Do this:
Word for word, retype every entry in the listing.

Provided records:

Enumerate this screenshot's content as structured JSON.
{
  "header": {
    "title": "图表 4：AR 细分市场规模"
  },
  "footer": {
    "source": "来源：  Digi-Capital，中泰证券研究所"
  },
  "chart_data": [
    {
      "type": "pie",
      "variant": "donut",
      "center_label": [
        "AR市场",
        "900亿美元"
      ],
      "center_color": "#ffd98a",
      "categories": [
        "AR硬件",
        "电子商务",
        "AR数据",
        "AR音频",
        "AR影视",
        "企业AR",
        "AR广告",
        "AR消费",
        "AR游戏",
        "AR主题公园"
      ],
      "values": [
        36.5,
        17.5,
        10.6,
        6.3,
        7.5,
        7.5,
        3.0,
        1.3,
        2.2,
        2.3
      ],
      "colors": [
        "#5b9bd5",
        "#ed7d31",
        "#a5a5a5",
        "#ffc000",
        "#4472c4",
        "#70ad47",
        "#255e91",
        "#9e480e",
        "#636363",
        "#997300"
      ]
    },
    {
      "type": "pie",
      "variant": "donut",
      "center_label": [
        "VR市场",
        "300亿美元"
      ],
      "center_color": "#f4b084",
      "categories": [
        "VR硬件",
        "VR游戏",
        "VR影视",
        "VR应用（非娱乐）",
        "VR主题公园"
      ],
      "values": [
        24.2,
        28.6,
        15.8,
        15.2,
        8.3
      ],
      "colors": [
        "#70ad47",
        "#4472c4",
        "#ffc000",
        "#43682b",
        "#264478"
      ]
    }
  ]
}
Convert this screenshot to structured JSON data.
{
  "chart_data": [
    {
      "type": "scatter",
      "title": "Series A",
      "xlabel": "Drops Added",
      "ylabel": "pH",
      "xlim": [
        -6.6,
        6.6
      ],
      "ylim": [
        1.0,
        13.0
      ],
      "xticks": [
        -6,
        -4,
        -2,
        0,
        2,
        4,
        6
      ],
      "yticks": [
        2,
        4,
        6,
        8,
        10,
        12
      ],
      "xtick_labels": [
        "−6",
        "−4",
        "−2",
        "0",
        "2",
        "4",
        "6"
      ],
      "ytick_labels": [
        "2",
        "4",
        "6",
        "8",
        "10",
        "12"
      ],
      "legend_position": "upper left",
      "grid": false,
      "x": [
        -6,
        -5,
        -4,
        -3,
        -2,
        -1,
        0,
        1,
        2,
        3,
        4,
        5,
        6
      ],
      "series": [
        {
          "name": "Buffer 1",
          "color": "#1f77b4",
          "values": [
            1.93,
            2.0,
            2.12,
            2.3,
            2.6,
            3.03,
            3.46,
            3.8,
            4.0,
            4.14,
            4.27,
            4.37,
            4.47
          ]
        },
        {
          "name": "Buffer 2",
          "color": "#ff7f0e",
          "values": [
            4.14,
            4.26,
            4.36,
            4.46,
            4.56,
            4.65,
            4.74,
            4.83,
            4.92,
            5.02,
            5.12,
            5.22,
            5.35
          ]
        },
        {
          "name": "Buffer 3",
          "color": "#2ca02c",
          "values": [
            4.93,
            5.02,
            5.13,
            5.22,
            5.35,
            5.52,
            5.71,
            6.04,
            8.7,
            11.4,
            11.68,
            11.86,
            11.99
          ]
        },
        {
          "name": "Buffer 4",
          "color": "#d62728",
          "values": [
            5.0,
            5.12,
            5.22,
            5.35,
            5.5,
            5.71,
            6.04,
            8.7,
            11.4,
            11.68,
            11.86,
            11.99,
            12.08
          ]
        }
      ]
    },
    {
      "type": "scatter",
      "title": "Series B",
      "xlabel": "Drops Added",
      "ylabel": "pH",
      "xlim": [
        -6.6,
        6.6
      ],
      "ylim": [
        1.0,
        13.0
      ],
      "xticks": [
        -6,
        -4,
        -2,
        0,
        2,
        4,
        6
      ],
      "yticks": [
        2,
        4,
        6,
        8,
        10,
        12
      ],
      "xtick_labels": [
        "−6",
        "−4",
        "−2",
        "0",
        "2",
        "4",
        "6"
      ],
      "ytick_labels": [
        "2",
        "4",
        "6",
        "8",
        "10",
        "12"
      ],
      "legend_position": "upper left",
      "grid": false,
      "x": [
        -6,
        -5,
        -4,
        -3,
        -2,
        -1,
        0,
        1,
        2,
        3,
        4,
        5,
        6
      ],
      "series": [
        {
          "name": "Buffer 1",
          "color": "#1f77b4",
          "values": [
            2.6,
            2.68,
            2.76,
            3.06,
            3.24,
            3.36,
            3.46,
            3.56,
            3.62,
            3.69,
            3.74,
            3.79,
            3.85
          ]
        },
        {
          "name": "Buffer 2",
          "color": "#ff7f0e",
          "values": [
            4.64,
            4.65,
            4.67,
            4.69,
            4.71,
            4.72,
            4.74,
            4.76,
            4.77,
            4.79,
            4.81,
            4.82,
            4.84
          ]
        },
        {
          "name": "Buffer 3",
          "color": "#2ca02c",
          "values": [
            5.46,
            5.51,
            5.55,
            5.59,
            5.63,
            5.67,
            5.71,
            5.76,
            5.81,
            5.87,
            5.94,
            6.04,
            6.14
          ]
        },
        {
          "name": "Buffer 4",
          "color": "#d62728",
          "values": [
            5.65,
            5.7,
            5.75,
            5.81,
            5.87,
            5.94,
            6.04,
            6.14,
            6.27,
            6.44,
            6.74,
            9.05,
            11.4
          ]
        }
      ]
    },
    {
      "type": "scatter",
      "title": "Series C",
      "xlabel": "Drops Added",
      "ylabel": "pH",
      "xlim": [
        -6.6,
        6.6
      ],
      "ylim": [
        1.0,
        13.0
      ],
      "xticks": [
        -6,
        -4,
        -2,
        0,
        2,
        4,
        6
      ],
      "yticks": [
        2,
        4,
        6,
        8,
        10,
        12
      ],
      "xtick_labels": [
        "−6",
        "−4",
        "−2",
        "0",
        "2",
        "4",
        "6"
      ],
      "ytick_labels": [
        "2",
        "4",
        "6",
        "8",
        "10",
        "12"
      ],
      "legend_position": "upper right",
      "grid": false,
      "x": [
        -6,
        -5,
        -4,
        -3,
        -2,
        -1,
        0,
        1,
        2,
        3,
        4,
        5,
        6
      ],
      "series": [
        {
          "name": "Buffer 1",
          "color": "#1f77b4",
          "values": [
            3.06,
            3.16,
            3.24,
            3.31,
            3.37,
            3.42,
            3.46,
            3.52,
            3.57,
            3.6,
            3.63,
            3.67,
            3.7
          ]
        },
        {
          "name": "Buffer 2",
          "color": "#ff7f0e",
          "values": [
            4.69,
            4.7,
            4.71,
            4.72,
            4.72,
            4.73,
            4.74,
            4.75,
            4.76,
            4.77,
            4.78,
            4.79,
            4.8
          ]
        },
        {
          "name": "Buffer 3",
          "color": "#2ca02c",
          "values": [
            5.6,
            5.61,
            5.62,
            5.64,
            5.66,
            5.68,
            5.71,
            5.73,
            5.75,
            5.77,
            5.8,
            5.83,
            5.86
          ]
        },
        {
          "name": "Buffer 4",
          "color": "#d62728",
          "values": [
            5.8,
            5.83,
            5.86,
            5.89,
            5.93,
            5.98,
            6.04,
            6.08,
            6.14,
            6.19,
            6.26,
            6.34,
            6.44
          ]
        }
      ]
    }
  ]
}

Problem solution:
Enumerate this screenshot's content as structured JSON.
{
  "header": {
    "title": "图表 4：AR 细分市场规模"
  },
  "footer": {
    "source": "来源：  Digi-Capital，中泰证券研究所"
  },
  "chart_data": [
    {
      "type": "pie",
      "variant": "donut",
      "center_label": [
        "AR市场",
        "900亿美元"
      ],
      "center_color": "#ffd98a",
      "categories": [
        "AR硬件",
        "电子商务",
        "AR数据",
        "AR音频",
        "AR影视",
        "企业AR",
        "AR广告",
        "AR消费",
        "AR游戏",
        "AR主题公园"
      ],
      "values": [
        36.5,
        17.5,
        10.6,
        6.3,
        7.5,
        7.5,
        3.0,
        1.3,
        2.2,
        2.3
      ],
      "colors": [
        "#5b9bd5",
        "#ed7d31",
        "#a5a5a5",
        "#ffc000",
        "#4472c4",
        "#70ad47",
        "#255e91",
        "#9e480e",
        "#636363",
        "#997300"
      ]
    },
    {
      "type": "pie",
      "variant": "donut",
      "center_label": [
        "VR市场",
        "300亿美元"
      ],
      "center_color": "#f4b084",
      "categories": [
        "VR硬件",
        "VR游戏",
        "VR影视",
        "VR应用（非娱乐）",
        "VR主题公园"
      ],
      "values": [
        24.2,
        28.6,
        15.8,
        15.2,
        8.3
      ],
      "colors": [
        "#70ad47",
        "#4472c4",
        "#ffc000",
        "#43682b",
        "#264478"
      ]
    }
  ]
}
Convert this screenshot to structured JSON data.
{
  "chart_data": [
    {
      "type": "scatter",
      "title": "Series A",
      "xlabel": "Drops Added",
      "ylabel": "pH",
      "xlim": [
        -6.6,
        6.6
      ],
      "ylim": [
        1.0,
        13.0
      ],
      "xticks": [
        -6,
        -4,
        -2,
        0,
        2,
        4,
        6
      ],
      "yticks": [
        2,
        4,
        6,
        8,
        10,
        12
      ],
      "xtick_labels": [
        "−6",
        "−4",
        "−2",
        "0",
        "2",
        "4",
        "6"
      ],
      "ytick_labels": [
        "2",
        "4",
        "6",
        "8",
        "10",
        "12"
      ],
      "legend_position": "upper left",
      "grid": false,
      "x": [
        -6,
        -5,
        -4,
        -3,
        -2,
        -1,
        0,
        1,
        2,
        3,
        4,
        5,
        6
      ],
      "series": [
        {
          "name": "Buffer 1",
          "color": "#1f77b4",
          "values": [
            1.93,
            2.0,
            2.12,
            2.3,
            2.6,
            3.03,
            3.46,
            3.8,
            4.0,
            4.14,
            4.27,
            4.37,
            4.47
          ]
        },
        {
          "name": "Buffer 2",
          "color": "#ff7f0e",
          "values": [
            4.14,
            4.26,
            4.36,
            4.46,
            4.56,
            4.65,
            4.74,
            4.83,
            4.92,
            5.02,
            5.12,
            5.22,
            5.35
          ]
        },
        {
          "name": "Buffer 3",
          "color": "#2ca02c",
          "values": [
            4.93,
            5.02,
            5.13,
            5.22,
            5.35,
            5.52,
            5.71,
            6.04,
            8.7,
            11.4,
            11.68,
            11.86,
            11.99
          ]
        },
        {
          "name": "Buffer 4",
          "color": "#d62728",
          "values": [
            5.0,
            5.12,
            5.22,
            5.35,
            5.5,
            5.71,
            6.04,
            8.7,
            11.4,
            11.68,
            11.86,
            11.99,
            12.08
          ]
        }
      ]
    },
    {
      "type": "scatter",
      "title": "Series B",
      "xlabel": "Drops Added",
      "ylabel": "pH",
      "xlim": [
        -6.6,
        6.6
      ],
      "ylim": [
        1.0,
        13.0
      ],
      "xticks": [
        -6,
        -4,
        -2,
        0,
        2,
        4,
        6
      ],
      "yticks": [
        2,
        4,
        6,
        8,
        10,
        12
      ],
      "xtick_labels": [
        "−6",
        "−4",
        "−2",
        "0",
        "2",
        "4",
        "6"
      ],
      "ytick_labels": [
        "2",
        "4",
        "6",
        "8",
        "10",
        "12"
      ],
      "legend_position": "upper left",
      "grid": false,
      "x": [
        -6,
        -5,
        -4,
        -3,
        -2,
        -1,
        0,
        1,
        2,
        3,
        4,
        5,
        6
      ],
      "series": [
        {
          "name": "Buffer 1",
          "color": "#1f77b4",
          "values": [
            2.6,
            2.68,
            2.76,
            3.06,
            3.24,
            3.36,
            3.46,
            3.56,
            3.62,
            3.69,
            3.74,
            3.79,
            3.85
          ]
        },
        {
          "name": "Buffer 2",
          "color": "#ff7f0e",
          "values": [
            4.64,
            4.65,
            4.67,
            4.69,
            4.71,
            4.72,
            4.74,
            4.76,
            4.77,
            4.79,
            4.81,
            4.82,
            4.84
          ]
        },
        {
          "name": "Buffer 3",
          "color": "#2ca02c",
          "values": [
            5.46,
            5.51,
            5.55,
            5.59,
            5.63,
            5.67,
            5.71,
            5.76,
            5.81,
            5.87,
            5.94,
            6.04,
            6.14
          ]
        },
        {
          "name": "Buffer 4",
          "color": "#d62728",
          "values": [
            5.65,
            5.7,
            5.75,
            5.81,
            5.87,
            5.94,
            6.04,
            6.14,
            6.27,
            6.44,
            6.74,
            9.05,
            11.4
          ]
        }
      ]
    },
    {
      "type": "scatter",
      "title": "Series C",
      "xlabel": "Drops Added",
      "ylabel": "pH",
      "xlim": [
        -6.6,
        6.6
      ],
      "ylim": [
        1.0,
        13.0
      ],
      "xticks": [
        -6,
        -4,
        -2,
        0,
        2,
        4,
        6
      ],
      "yticks": [
        2,
        4,
        6,
        8,
        10,
        12
      ],
      "xtick_labels": [
        "−6",
        "−4",
        "−2",
        "0",
        "2",
        "4",
        "6"
      ],
      "ytick_labels": [
        "2",
        "4",
        "6",
        "8",
        "10",
        "12"
      ],
      "legend_position": "upper right",
      "grid": false,
      "x": [
        -6,
        -5,
        -4,
        -3,
        -2,
        -1,
        0,
        1,
        2,
        3,
        4,
        5,
        6
      ],
      "series": [
        {
          "name": "Buffer 1",
          "color": "#1f77b4",
          "values": [
            3.06,
            3.16,
            3.24,
            3.31,
            3.37,
            3.42,
            3.46,
            3.52,
            3.57,
            3.6,
            3.63,
            3.67,
            3.7
          ]
        },
        {
          "name": "Buffer 2",
          "color": "#ff7f0e",
          "values": [
            4.69,
            4.7,
            4.71,
            4.72,
            4.72,
            4.73,
            4.74,
            4.75,
            4.76,
            4.77,
            4.78,
            4.79,
            4.8
          ]
        },
        {
          "name": "Buffer 3",
          "color": "#2ca02c",
          "values": [
            5.6,
            5.61,
            5.62,
            5.64,
            5.66,
            5.68,
            5.71,
            5.73,
            5.75,
            5.77,
            5.8,
            5.83,
            5.86
          ]
        },
        {
          "name": "Buffer 4",
          "color": "#d62728",
          "values": [
            5.8,
            5.83,
            5.86,
            5.89,
            5.93,
            5.98,
            6.04,
            6.08,
            6.14,
            6.19,
            6.26,
            6.34,
            6.44
          ]
        }
      ]
    }
  ]
}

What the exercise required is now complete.